'''

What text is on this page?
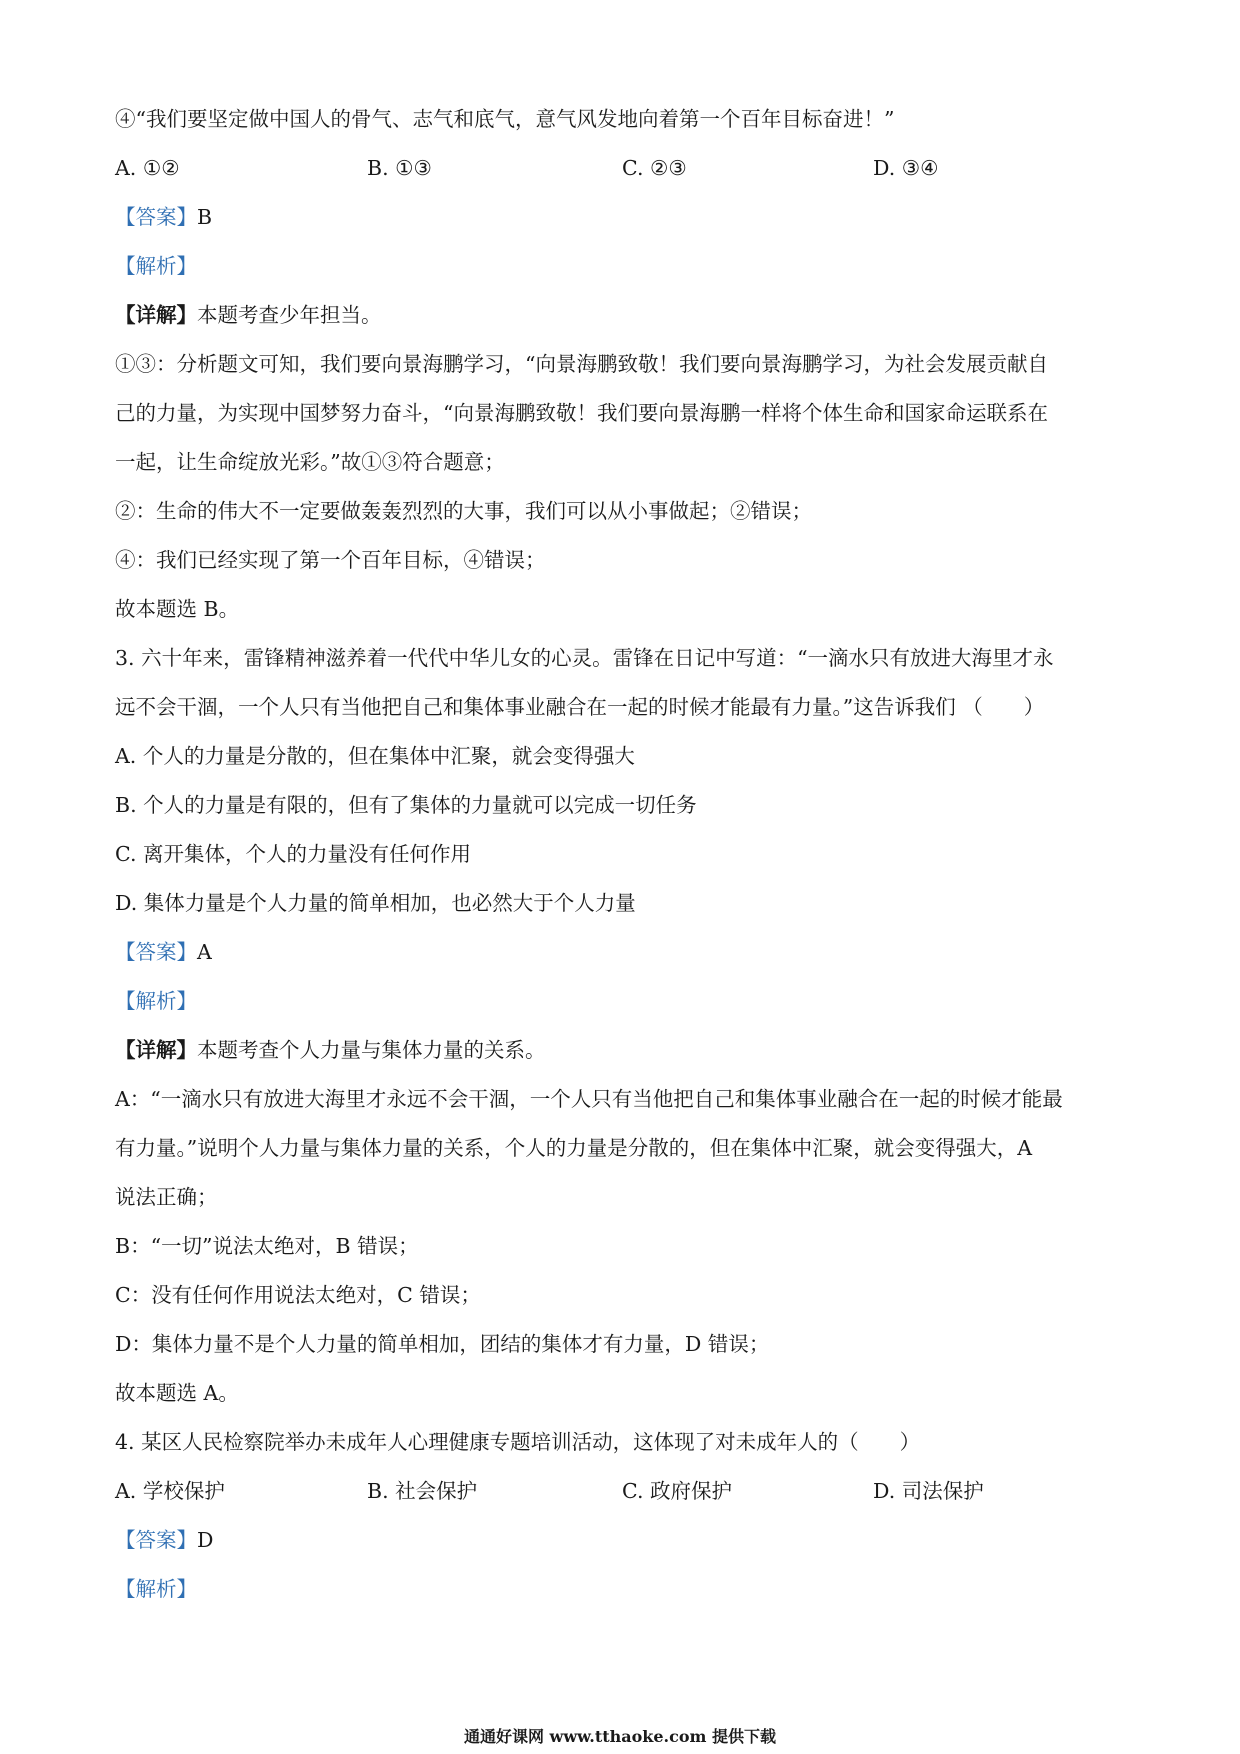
④“我们要坚定做中国人的骨气、志气和底气，意气风发地向着第一个百年目标奋进！”
A. ①②	B. ①③	C. ②③	D. ③④
【答案】B
【解析】
【详解】本题考查少年担当。
①③：分析题文可知，我们要向景海鹏学习，“向景海鹏致敬！我们要向景海鹏学习，为社会发展贡献自
己的力量，为实现中国梦努力奋斗，“向景海鹏致敬！我们要向景海鹏一样将个体生命和国家命运联系在
一起，让生命绽放光彩。”故①③符合题意；
②：生命的伟大不一定要做轰轰烈烈的大事，我们可以从小事做起；②错误；
④：我们已经实现了第一个百年目标，④错误；
故本题选 B。
3. 六十年来，雷锋精神滋养着一代代中华儿女的心灵。雷锋在日记中写道：“一滴水只有放进大海里才永
远不会干涸，一个人只有当他把自己和集体事业融合在一起的时候才能最有力量。”这告诉我们 （　　）
A. 个人的力量是分散的，但在集体中汇聚，就会变得强大
B. 个人的力量是有限的，但有了集体的力量就可以完成一切任务
C. 离开集体，个人的力量没有任何作用
D. 集体力量是个人力量的简单相加，也必然大于个人力量
【答案】A
【解析】
【详解】本题考查个人力量与集体力量的关系。
A：“一滴水只有放进大海里才永远不会干涸，一个人只有当他把自己和集体事业融合在一起的时候才能最
有力量。”说明个人力量与集体力量的关系，个人的力量是分散的，但在集体中汇聚，就会变得强大，A
说法正确；
B：“一切”说法太绝对，B 错误；
C：没有任何作用说法太绝对，C 错误；
D：集体力量不是个人力量的简单相加，团结的集体才有力量，D 错误；
故本题选 A。
4. 某区人民检察院举办未成年人心理健康专题培训活动，这体现了对未成年人的（　　）
A. 学校保护	B. 社会保护	C. 政府保护	D. 司法保护
【答案】D
【解析】
通通好课网 www.tthaoke.com 提供下载
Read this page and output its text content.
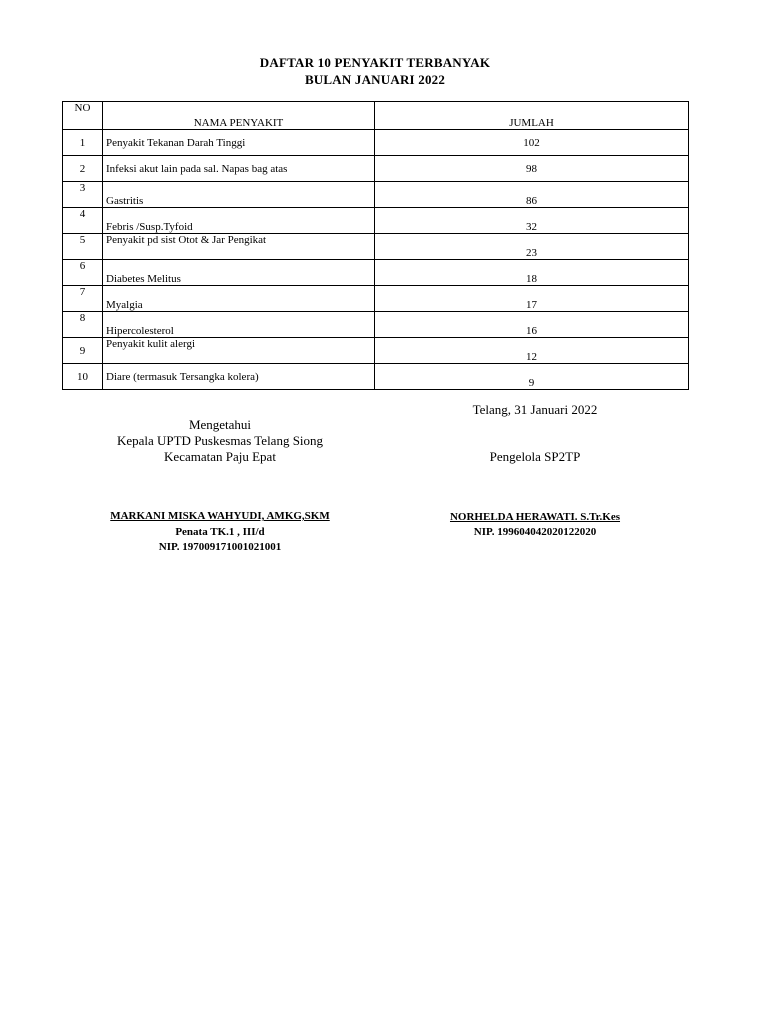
DAFTAR 10 PENYAKIT TERBANYAK
BULAN JANUARI 2022
NO	NAMA PENYAKIT	JUMLAH
1	Penyakit Tekanan Darah Tinggi	102
2	Infeksi akut lain pada sal. Napas bag atas	98
3	Gastritis	86
4	Febris /Susp.Tyfoid	32
5	Penyakit pd sist Otot & Jar Pengikat	23
6	Diabetes Melitus	18
7	Myalgia	17
8	Hipercolesterol	16
9	Penyakit kulit alergi	12
10	Diare (termasuk Tersangka kolera)	9
Telang, 31 Januari 2022
Mengetahui
Kepala UPTD Puskesmas Telang Siong
Kecamatan Paju Epat	Pengelola SP2TP
MARKANI MISKA WAHYUDI, AMKG,SKM
Penata TK.1 , III/d
NIP. 197009171001021001
NORHELDA HERAWATI. S.Tr.Kes
NIP. 199604042020122020
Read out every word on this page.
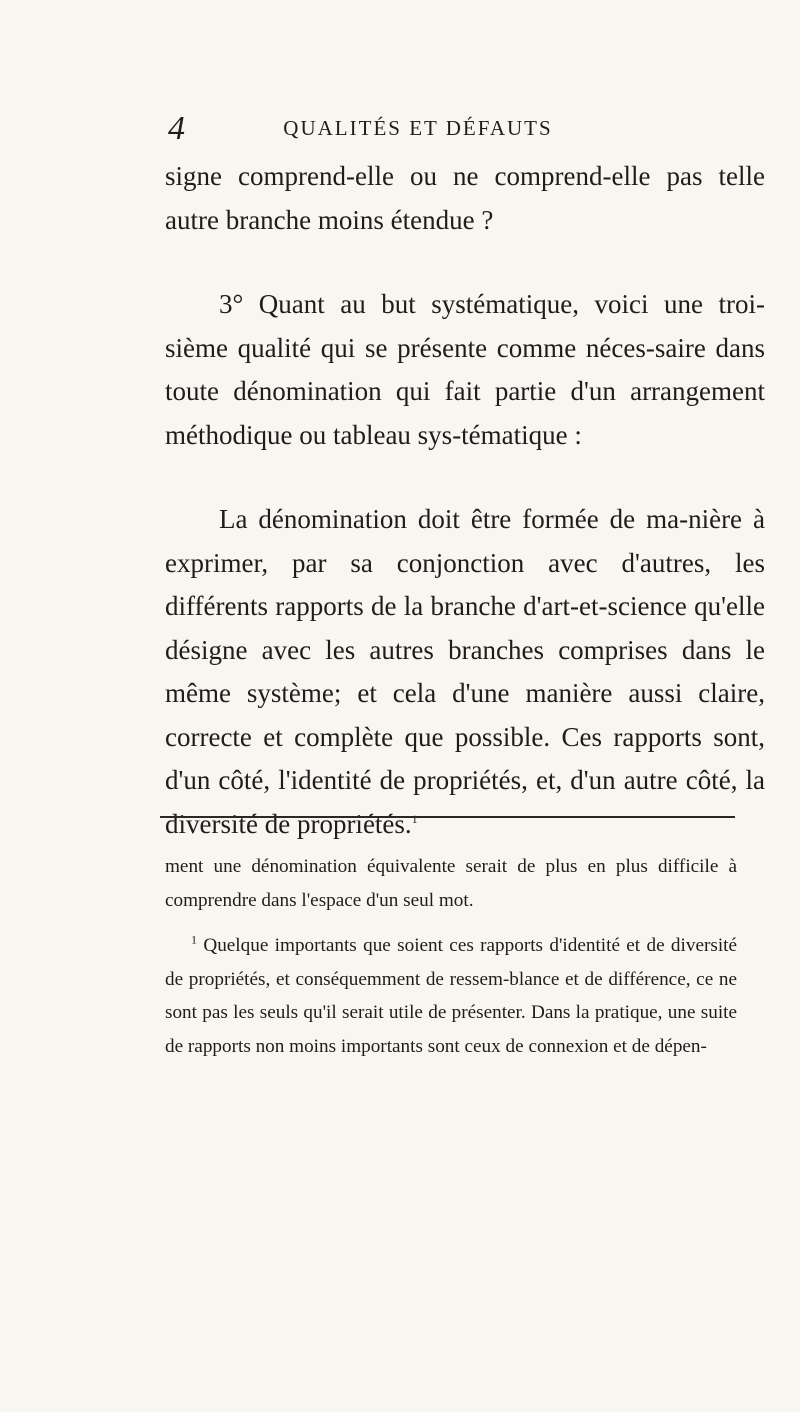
4	QUALITÉS ET DÉFAUTS

signe comprend-elle ou ne comprend-elle pas telle autre branche moins étendue ?

3° Quant au but systématique, voici une troi-sième qualité qui se présente comme néces-saire dans toute dénomination qui fait partie d'un arrangement méthodique ou tableau sys-tématique :

La dénomination doit être formée de ma-nière à exprimer, par sa conjonction avec d'autres, les différents rapports de la branche d'art-et-science qu'elle désigne avec les autres branches comprises dans le même système; et cela d'une manière aussi claire, correcte et complète que possible. Ces rapports sont, d'un côté, l'identité de propriétés, et, d'un autre côté, la diversité de propriétés.$^1$

ment une dénomination équivalente serait de plus en plus difficile à comprendre dans l'espace d'un seul mot.

$^1$ Quelque importants que soient ces rapports d'identité et de diversité de propriétés, et conséquemment de ressem-blance et de différence, ce ne sont pas les seuls qu'il serait utile de présenter. Dans la pratique, une suite de rapports non moins importants sont ceux de connexion et de dépen-
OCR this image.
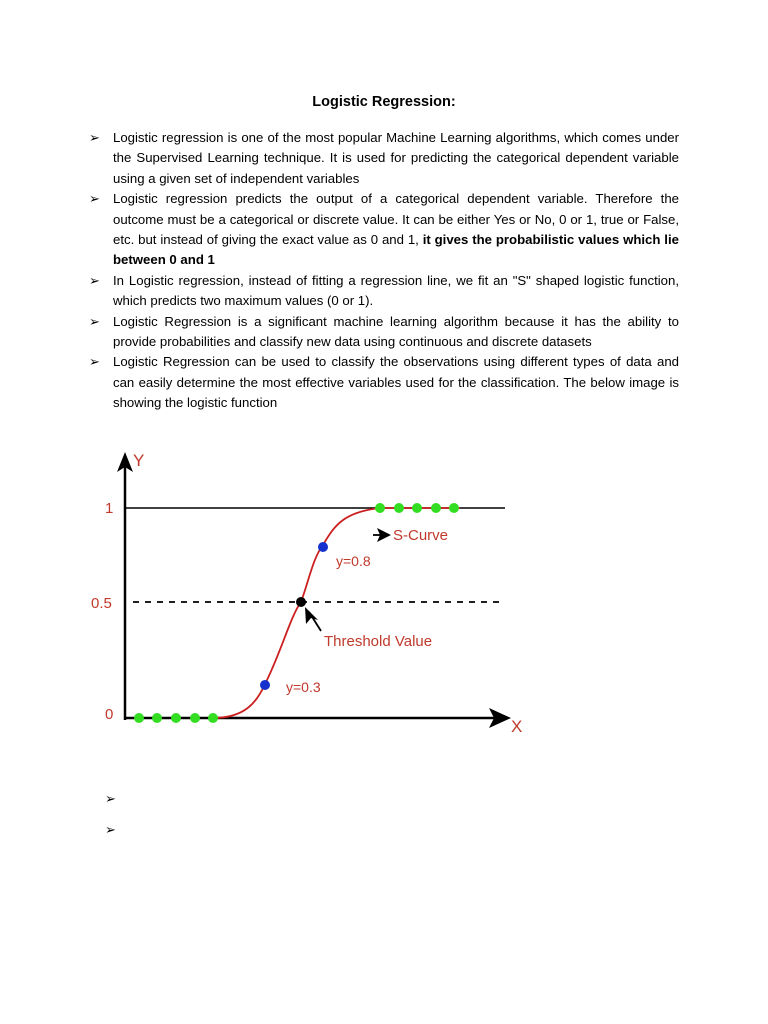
Logistic Regression:
➢ Logistic regression is one of the most popular Machine Learning algorithms, which comes under the Supervised Learning technique. It is used for predicting the categorical dependent variable using a given set of independent variables
➢ Logistic regression predicts the output of a categorical dependent variable. Therefore the outcome must be a categorical or discrete value. It can be either Yes or No, 0 or 1, true or False, etc. but instead of giving the exact value as 0 and 1, it gives the probabilistic values which lie between 0 and 1
➢ In Logistic regression, instead of fitting a regression line, we fit an "S" shaped logistic function, which predicts two maximum values (0 or 1).
➢ Logistic Regression is a significant machine learning algorithm because it has the ability to provide probabilities and classify new data using continuous and discrete datasets
➢ Logistic Regression can be used to classify the observations using different types of data and can easily determine the most effective variables used for the classification. The below image is showing the logistic function
Y
X
1
0.5
0
S-Curve
Threshold Value
y=0.8
y=0.3
➢
➢
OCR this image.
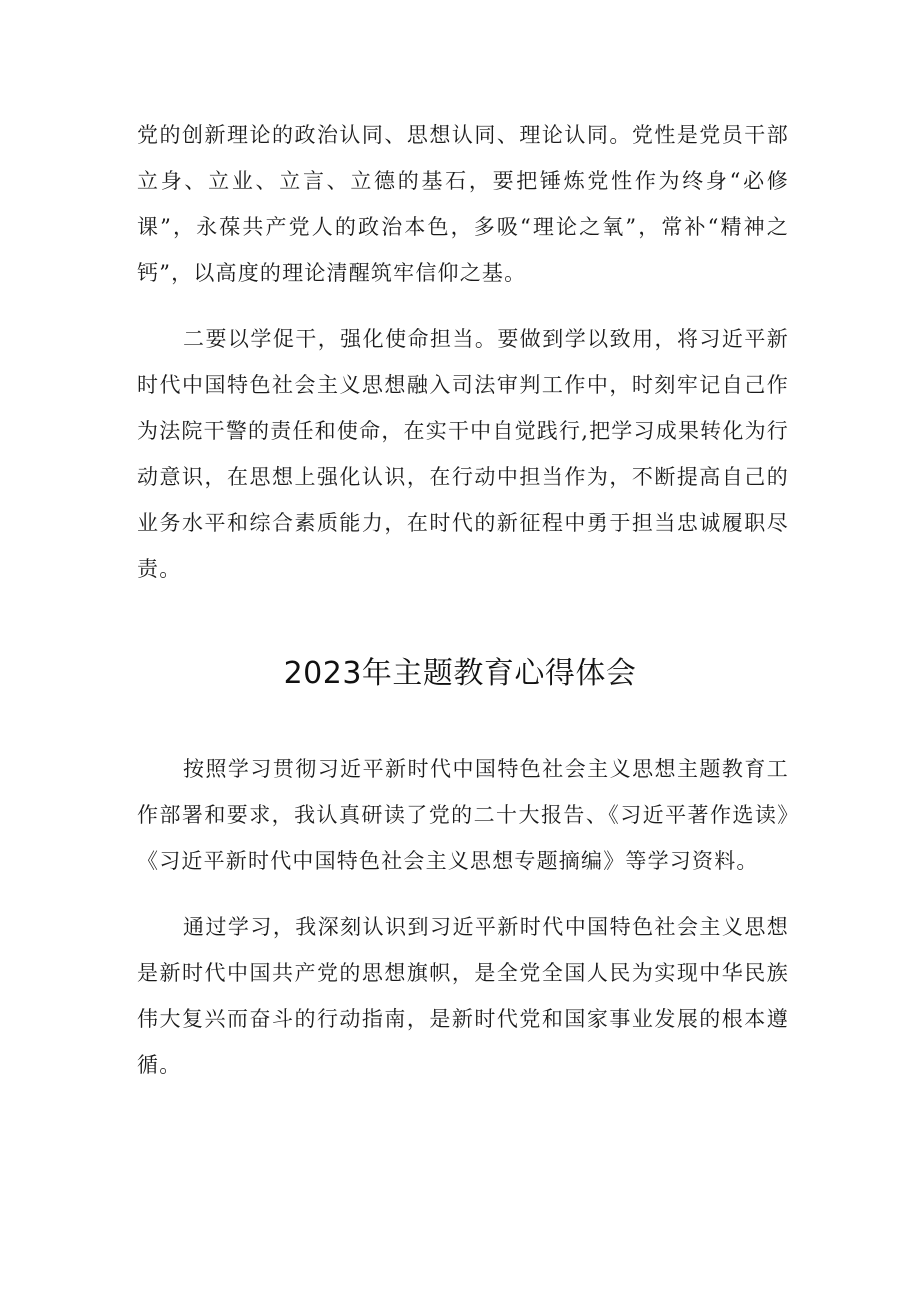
党的创新理论的政治认同、思想认同、理论认同。党性是党员干部立身、立业、立言、立德的基石，要把锤炼党性作为终身“必修课”，永葆共产党人的政治本色，多吸“理论之氧”，常补“精神之钙”，以高度的理论清醒筑牢信仰之基。

二要以学促干，强化使命担当。要做到学以致用，将习近平新时代中国特色社会主义思想融入司法审判工作中，时刻牢记自己作为法院干警的责任和使命，在实干中自觉践行,把学习成果转化为行动意识，在思想上强化认识，在行动中担当作为，不断提高自己的业务水平和综合素质能力，在时代的新征程中勇于担当忠诚履职尽责。

2023年主题教育心得体会

按照学习贯彻习近平新时代中国特色社会主义思想主题教育工作部署和要求，我认真研读了党的二十大报告、《习近平著作选读》《习近平新时代中国特色社会主义思想专题摘编》等学习资料。

通过学习，我深刻认识到习近平新时代中国特色社会主义思想是新时代中国共产党的思想旗帜，是全党全国人民为实现中华民族伟大复兴而奋斗的行动指南，是新时代党和国家事业发展的根本遵循。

'''

Exercise requirements
Set the entries down again exactly. Do not include the images.

Exercise response
What text is on this page?
④“我们要坚定做中国人的骨气、志气和底气，意气风发地向着第一个百年目标奋进！”
A. ①②	B. ①③	C. ②③	D. ③④
【答案】B
【解析】
【详解】本题考查少年担当。
①③：分析题文可知，我们要向景海鹏学习，“向景海鹏致敬！我们要向景海鹏学习，为社会发展贡献自
己的力量，为实现中国梦努力奋斗，“向景海鹏致敬！我们要向景海鹏一样将个体生命和国家命运联系在
一起，让生命绽放光彩。”故①③符合题意；
②：生命的伟大不一定要做轰轰烈烈的大事，我们可以从小事做起；②错误；
④：我们已经实现了第一个百年目标，④错误；
故本题选 B。
3. 六十年来，雷锋精神滋养着一代代中华儿女的心灵。雷锋在日记中写道：“一滴水只有放进大海里才永
远不会干涸，一个人只有当他把自己和集体事业融合在一起的时候才能最有力量。”这告诉我们 （　　）
A. 个人的力量是分散的，但在集体中汇聚，就会变得强大
B. 个人的力量是有限的，但有了集体的力量就可以完成一切任务
C. 离开集体，个人的力量没有任何作用
D. 集体力量是个人力量的简单相加，也必然大于个人力量
【答案】A
【解析】
【详解】本题考查个人力量与集体力量的关系。
A：“一滴水只有放进大海里才永远不会干涸，一个人只有当他把自己和集体事业融合在一起的时候才能最
有力量。”说明个人力量与集体力量的关系，个人的力量是分散的，但在集体中汇聚，就会变得强大，A
说法正确；
B：“一切”说法太绝对，B 错误；
C：没有任何作用说法太绝对，C 错误；
D：集体力量不是个人力量的简单相加，团结的集体才有力量，D 错误；
故本题选 A。
4. 某区人民检察院举办未成年人心理健康专题培训活动，这体现了对未成年人的（　　）
A. 学校保护	B. 社会保护	C. 政府保护	D. 司法保护
【答案】D
【解析】
通通好课网 www.tthaoke.com 提供下载
Read this page and output its text content.
DAFTAR 10 PENYAKIT TERBANYAK
BULAN JANUARI 2022
NO	NAMA PENYAKIT	JUMLAH
1	Penyakit Tekanan Darah Tinggi	102
2	Infeksi akut lain pada sal. Napas bag atas	98
3	Gastritis	86
4	Febris /Susp.Tyfoid	32
5	Penyakit pd sist Otot & Jar Pengikat	23
6	Diabetes Melitus	18
7	Myalgia	17
8	Hipercolesterol	16
9	Penyakit kulit alergi	12
10	Diare (termasuk Tersangka kolera)	9
Telang, 31 Januari 2022
Mengetahui
Kepala UPTD Puskesmas Telang Siong
Kecamatan Paju Epat	Pengelola SP2TP
MARKANI MISKA WAHYUDI, AMKG,SKM
Penata TK.1 , III/d
NIP. 197009171001021001
NORHELDA HERAWATI. S.Tr.Kes
NIP. 199604042020122020
Read out every word on this page.
4	QUALITÉS ET DÉFAUTS

signe comprend-elle ou ne comprend-elle pas telle autre branche moins étendue ?

3° Quant au but systématique, voici une troi-sième qualité qui se présente comme néces-saire dans toute dénomination qui fait partie d'un arrangement méthodique ou tableau sys-tématique :

La dénomination doit être formée de ma-nière à exprimer, par sa conjonction avec d'autres, les différents rapports de la branche d'art-et-science qu'elle désigne avec les autres branches comprises dans le même système; et cela d'une manière aussi claire, correcte et complète que possible. Ces rapports sont, d'un côté, l'identité de propriétés, et, d'un autre côté, la diversité de propriétés.$^1$

ment une dénomination équivalente serait de plus en plus difficile à comprendre dans l'espace d'un seul mot.

$^1$ Quelque importants que soient ces rapports d'identité et de diversité de propriétés, et conséquemment de ressem-blance et de différence, ce ne sont pas les seuls qu'il serait utile de présenter. Dans la pratique, une suite de rapports non moins importants sont ceux de connexion et de dépen-
OCR this image.
Logistic Regression:
➢ Logistic regression is one of the most popular Machine Learning algorithms, which comes under the Supervised Learning technique. It is used for predicting the categorical dependent variable using a given set of independent variables
➢ Logistic regression predicts the output of a categorical dependent variable. Therefore the outcome must be a categorical or discrete value. It can be either Yes or No, 0 or 1, true or False, etc. but instead of giving the exact value as 0 and 1, it gives the probabilistic values which lie between 0 and 1
➢ In Logistic regression, instead of fitting a regression line, we fit an "S" shaped logistic function, which predicts two maximum values (0 or 1).
➢ Logistic Regression is a significant machine learning algorithm because it has the ability to provide probabilities and classify new data using continuous and discrete datasets
➢ Logistic Regression can be used to classify the observations using different types of data and can easily determine the most effective variables used for the classification. The below image is showing the logistic function
Y
X
1
0.5
0
S-Curve
Threshold Value
y=0.8
y=0.3
➢
➢
OCR this image.
党的创新理论的政治认同、思想认同、理论认同。党性是党员干部立身、立业、立言、立德的基石，要把锤炼党性作为终身“必修课”，永葆共产党人的政治本色，多吸“理论之氧”，常补“精神之钙”，以高度的理论清醒筑牢信仰之基。

二要以学促干，强化使命担当。要做到学以致用，将习近平新时代中国特色社会主义思想融入司法审判工作中，时刻牢记自己作为法院干警的责任和使命，在实干中自觉践行,把学习成果转化为行动意识，在思想上强化认识，在行动中担当作为，不断提高自己的业务水平和综合素质能力，在时代的新征程中勇于担当忠诚履职尽责。

2023年主题教育心得体会

按照学习贯彻习近平新时代中国特色社会主义思想主题教育工作部署和要求，我认真研读了党的二十大报告、《习近平著作选读》《习近平新时代中国特色社会主义思想专题摘编》等学习资料。

通过学习，我深刻认识到习近平新时代中国特色社会主义思想是新时代中国共产党的思想旗帜，是全党全国人民为实现中华民族伟大复兴而奋斗的行动指南，是新时代党和国家事业发展的根本遵循。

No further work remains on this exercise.